# Your objective
What lines of the data hold the string "stellen"? Pull each one out.
__________
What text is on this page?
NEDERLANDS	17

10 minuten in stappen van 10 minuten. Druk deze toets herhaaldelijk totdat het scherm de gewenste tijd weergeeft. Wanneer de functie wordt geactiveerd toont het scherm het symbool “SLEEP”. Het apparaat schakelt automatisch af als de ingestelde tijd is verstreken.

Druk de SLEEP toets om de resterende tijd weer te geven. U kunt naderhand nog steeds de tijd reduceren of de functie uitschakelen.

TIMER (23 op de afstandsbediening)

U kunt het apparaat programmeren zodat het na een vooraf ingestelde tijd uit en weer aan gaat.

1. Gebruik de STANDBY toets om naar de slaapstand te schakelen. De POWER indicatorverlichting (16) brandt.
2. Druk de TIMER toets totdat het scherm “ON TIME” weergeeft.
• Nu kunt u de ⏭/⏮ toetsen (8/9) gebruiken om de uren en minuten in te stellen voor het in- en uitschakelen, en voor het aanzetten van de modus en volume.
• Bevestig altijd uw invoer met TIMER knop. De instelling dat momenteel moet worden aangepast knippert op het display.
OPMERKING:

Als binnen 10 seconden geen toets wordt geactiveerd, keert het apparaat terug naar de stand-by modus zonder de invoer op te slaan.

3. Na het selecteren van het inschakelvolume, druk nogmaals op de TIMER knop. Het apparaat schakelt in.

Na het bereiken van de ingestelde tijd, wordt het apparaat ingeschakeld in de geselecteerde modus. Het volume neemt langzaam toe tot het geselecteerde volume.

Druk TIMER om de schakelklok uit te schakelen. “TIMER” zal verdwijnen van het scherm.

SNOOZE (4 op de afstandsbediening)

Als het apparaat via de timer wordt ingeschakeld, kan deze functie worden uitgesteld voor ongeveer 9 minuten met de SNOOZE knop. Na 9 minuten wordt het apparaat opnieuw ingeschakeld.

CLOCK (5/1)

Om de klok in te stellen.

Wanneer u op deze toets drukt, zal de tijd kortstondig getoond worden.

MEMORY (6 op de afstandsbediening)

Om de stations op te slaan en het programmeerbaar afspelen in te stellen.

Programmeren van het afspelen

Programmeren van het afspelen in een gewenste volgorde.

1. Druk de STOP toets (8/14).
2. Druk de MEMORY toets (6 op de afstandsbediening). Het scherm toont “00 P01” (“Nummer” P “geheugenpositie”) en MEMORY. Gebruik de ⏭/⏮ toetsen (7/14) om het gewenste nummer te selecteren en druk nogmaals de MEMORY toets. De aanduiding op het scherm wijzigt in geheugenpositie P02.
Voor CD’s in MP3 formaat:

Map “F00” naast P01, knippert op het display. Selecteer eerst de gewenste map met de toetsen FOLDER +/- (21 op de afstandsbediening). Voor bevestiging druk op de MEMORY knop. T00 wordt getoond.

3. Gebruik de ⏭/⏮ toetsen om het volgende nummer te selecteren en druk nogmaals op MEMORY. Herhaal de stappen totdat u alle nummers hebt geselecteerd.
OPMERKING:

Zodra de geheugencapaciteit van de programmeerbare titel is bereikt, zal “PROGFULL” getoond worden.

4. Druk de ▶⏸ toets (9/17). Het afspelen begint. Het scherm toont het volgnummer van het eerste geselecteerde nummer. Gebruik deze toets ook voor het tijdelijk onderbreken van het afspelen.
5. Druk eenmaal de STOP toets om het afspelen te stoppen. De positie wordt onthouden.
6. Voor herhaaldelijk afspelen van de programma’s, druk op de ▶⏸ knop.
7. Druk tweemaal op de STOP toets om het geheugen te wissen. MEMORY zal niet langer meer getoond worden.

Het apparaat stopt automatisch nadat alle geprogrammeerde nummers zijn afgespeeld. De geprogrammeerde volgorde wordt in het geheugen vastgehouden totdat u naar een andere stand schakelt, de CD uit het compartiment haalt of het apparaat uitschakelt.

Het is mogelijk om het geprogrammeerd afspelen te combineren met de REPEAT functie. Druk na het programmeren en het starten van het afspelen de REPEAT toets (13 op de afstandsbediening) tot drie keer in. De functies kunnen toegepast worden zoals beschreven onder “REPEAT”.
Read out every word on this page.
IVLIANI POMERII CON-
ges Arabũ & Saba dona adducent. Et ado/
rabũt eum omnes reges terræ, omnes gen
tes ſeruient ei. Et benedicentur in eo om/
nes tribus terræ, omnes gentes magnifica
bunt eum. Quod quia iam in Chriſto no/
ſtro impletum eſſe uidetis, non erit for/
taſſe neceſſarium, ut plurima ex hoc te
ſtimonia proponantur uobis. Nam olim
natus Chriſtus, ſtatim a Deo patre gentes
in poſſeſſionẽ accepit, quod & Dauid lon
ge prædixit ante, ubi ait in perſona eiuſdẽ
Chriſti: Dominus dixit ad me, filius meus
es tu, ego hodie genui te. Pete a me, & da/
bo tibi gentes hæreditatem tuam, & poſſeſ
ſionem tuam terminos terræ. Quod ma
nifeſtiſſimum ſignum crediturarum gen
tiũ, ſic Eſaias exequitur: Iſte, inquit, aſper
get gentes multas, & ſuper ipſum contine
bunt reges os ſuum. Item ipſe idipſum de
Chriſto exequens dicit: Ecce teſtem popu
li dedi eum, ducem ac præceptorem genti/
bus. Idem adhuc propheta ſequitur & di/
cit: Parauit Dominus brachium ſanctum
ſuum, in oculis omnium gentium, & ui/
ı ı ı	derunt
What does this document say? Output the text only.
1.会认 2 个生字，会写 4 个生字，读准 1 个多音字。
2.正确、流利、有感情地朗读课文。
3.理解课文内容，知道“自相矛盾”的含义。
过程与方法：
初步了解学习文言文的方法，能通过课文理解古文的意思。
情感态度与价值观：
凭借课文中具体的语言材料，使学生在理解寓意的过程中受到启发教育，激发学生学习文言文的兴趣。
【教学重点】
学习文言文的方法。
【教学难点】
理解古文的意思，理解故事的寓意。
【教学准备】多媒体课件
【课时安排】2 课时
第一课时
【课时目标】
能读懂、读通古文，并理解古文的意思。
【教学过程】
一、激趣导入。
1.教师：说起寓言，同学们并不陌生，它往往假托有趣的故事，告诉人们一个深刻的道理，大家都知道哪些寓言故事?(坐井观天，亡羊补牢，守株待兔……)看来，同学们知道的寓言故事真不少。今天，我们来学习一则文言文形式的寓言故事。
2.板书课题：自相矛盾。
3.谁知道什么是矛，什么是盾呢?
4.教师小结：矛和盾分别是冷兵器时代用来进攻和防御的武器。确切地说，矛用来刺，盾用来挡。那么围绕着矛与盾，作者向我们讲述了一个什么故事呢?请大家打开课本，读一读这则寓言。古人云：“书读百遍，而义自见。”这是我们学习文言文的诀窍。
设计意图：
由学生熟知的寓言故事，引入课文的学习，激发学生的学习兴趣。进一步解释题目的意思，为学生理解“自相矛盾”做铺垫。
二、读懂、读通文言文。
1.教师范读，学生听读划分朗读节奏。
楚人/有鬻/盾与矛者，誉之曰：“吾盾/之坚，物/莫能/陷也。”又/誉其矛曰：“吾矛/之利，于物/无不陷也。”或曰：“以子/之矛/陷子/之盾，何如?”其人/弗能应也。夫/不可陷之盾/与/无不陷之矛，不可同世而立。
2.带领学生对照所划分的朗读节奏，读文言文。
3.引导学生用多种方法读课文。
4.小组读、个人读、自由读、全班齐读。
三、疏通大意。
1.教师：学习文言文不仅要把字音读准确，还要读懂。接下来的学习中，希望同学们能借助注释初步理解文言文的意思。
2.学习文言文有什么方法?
__________
# Full output
• Nu kunt u de ⏭/⏮ toetsen (8/9) gebruiken om de uren en minuten in te stellen voor het in- en uitschakelen, en voor het aanzetten van de modus en volume.
Om de klok in te stellen.
Om de stations op te slaan en het programmeerbaar afspelen in te stellen.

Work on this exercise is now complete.